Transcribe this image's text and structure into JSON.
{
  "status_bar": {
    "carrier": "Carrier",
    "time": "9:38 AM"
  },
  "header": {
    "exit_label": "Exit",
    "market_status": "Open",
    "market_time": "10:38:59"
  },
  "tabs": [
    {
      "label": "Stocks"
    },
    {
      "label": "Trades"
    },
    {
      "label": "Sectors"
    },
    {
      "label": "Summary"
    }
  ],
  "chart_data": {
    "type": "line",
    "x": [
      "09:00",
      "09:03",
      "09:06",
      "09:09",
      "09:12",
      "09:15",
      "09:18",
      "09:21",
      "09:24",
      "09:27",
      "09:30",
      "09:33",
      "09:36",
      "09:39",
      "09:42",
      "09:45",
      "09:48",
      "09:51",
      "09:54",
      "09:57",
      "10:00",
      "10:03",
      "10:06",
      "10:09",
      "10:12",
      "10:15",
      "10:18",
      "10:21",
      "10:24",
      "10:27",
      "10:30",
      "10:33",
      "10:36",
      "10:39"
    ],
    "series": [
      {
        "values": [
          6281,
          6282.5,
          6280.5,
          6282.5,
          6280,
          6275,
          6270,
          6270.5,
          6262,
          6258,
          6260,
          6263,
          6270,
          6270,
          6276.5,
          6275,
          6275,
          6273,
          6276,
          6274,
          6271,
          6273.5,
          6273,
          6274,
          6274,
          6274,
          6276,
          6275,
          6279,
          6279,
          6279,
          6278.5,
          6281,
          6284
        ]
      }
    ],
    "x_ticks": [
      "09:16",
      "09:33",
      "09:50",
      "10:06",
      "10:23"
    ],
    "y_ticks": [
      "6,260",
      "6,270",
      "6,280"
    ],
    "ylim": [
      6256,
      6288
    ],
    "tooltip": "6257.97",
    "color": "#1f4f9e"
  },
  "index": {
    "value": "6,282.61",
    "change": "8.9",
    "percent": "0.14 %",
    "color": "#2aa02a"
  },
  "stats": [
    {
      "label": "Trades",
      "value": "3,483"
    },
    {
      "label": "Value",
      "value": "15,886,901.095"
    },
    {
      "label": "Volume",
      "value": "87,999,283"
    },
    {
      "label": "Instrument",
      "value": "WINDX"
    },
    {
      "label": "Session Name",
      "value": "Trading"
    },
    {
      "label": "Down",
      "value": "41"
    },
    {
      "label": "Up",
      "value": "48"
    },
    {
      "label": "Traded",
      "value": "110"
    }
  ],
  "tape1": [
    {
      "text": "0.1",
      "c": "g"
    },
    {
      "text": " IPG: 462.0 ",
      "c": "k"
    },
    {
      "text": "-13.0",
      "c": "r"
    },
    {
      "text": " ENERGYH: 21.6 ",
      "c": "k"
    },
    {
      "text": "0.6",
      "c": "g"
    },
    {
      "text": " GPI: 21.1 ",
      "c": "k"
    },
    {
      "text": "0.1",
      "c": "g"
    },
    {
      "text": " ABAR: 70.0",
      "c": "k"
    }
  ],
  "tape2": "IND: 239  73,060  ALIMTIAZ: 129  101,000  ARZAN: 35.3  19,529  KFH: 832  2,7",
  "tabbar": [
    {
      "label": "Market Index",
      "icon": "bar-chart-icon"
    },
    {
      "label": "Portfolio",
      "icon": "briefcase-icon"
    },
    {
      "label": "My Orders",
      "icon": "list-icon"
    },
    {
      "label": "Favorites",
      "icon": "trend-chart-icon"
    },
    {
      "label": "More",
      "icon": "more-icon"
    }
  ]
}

◆ The exercise
Print the material above once more, exactly.

◆ Solved problem
Transcribe this image's text and structure into JSON.
{
  "status_bar": {
    "carrier": "Carrier",
    "time": "9:38 AM"
  },
  "header": {
    "exit_label": "Exit",
    "market_status": "Open",
    "market_time": "10:38:59"
  },
  "tabs": [
    {
      "label": "Stocks"
    },
    {
      "label": "Trades"
    },
    {
      "label": "Sectors"
    },
    {
      "label": "Summary"
    }
  ],
  "chart_data": {
    "type": "line",
    "x": [
      "09:00",
      "09:03",
      "09:06",
      "09:09",
      "09:12",
      "09:15",
      "09:18",
      "09:21",
      "09:24",
      "09:27",
      "09:30",
      "09:33",
      "09:36",
      "09:39",
      "09:42",
      "09:45",
      "09:48",
      "09:51",
      "09:54",
      "09:57",
      "10:00",
      "10:03",
      "10:06",
      "10:09",
      "10:12",
      "10:15",
      "10:18",
      "10:21",
      "10:24",
      "10:27",
      "10:30",
      "10:33",
      "10:36",
      "10:39"
    ],
    "series": [
      {
        "values": [
          6281,
          6282.5,
          6280.5,
          6282.5,
          6280,
          6275,
          6270,
          6270.5,
          6262,
          6258,
          6260,
          6263,
          6270,
          6270,
          6276.5,
          6275,
          6275,
          6273,
          6276,
          6274,
          6271,
          6273.5,
          6273,
          6274,
          6274,
          6274,
          6276,
          6275,
          6279,
          6279,
          6279,
          6278.5,
          6281,
          6284
        ]
      }
    ],
    "x_ticks": [
      "09:16",
      "09:33",
      "09:50",
      "10:06",
      "10:23"
    ],
    "y_ticks": [
      "6,260",
      "6,270",
      "6,280"
    ],
    "ylim": [
      6256,
      6288
    ],
    "tooltip": "6257.97",
    "color": "#1f4f9e"
  },
  "index": {
    "value": "6,282.61",
    "change": "8.9",
    "percent": "0.14 %",
    "color": "#2aa02a"
  },
  "stats": [
    {
      "label": "Trades",
      "value": "3,483"
    },
    {
      "label": "Value",
      "value": "15,886,901.095"
    },
    {
      "label": "Volume",
      "value": "87,999,283"
    },
    {
      "label": "Instrument",
      "value": "WINDX"
    },
    {
      "label": "Session Name",
      "value": "Trading"
    },
    {
      "label": "Down",
      "value": "41"
    },
    {
      "label": "Up",
      "value": "48"
    },
    {
      "label": "Traded",
      "value": "110"
    }
  ],
  "tape1": [
    {
      "text": "0.1",
      "c": "g"
    },
    {
      "text": " IPG: 462.0 ",
      "c": "k"
    },
    {
      "text": "-13.0",
      "c": "r"
    },
    {
      "text": " ENERGYH: 21.6 ",
      "c": "k"
    },
    {
      "text": "0.6",
      "c": "g"
    },
    {
      "text": " GPI: 21.1 ",
      "c": "k"
    },
    {
      "text": "0.1",
      "c": "g"
    },
    {
      "text": " ABAR: 70.0",
      "c": "k"
    }
  ],
  "tape2": "IND: 239  73,060  ALIMTIAZ: 129  101,000  ARZAN: 35.3  19,529  KFH: 832  2,7",
  "tabbar": [
    {
      "label": "Market Index",
      "icon": "bar-chart-icon"
    },
    {
      "label": "Portfolio",
      "icon": "briefcase-icon"
    },
    {
      "label": "My Orders",
      "icon": "list-icon"
    },
    {
      "label": "Favorites",
      "icon": "trend-chart-icon"
    },
    {
      "label": "More",
      "icon": "more-icon"
    }
  ]
}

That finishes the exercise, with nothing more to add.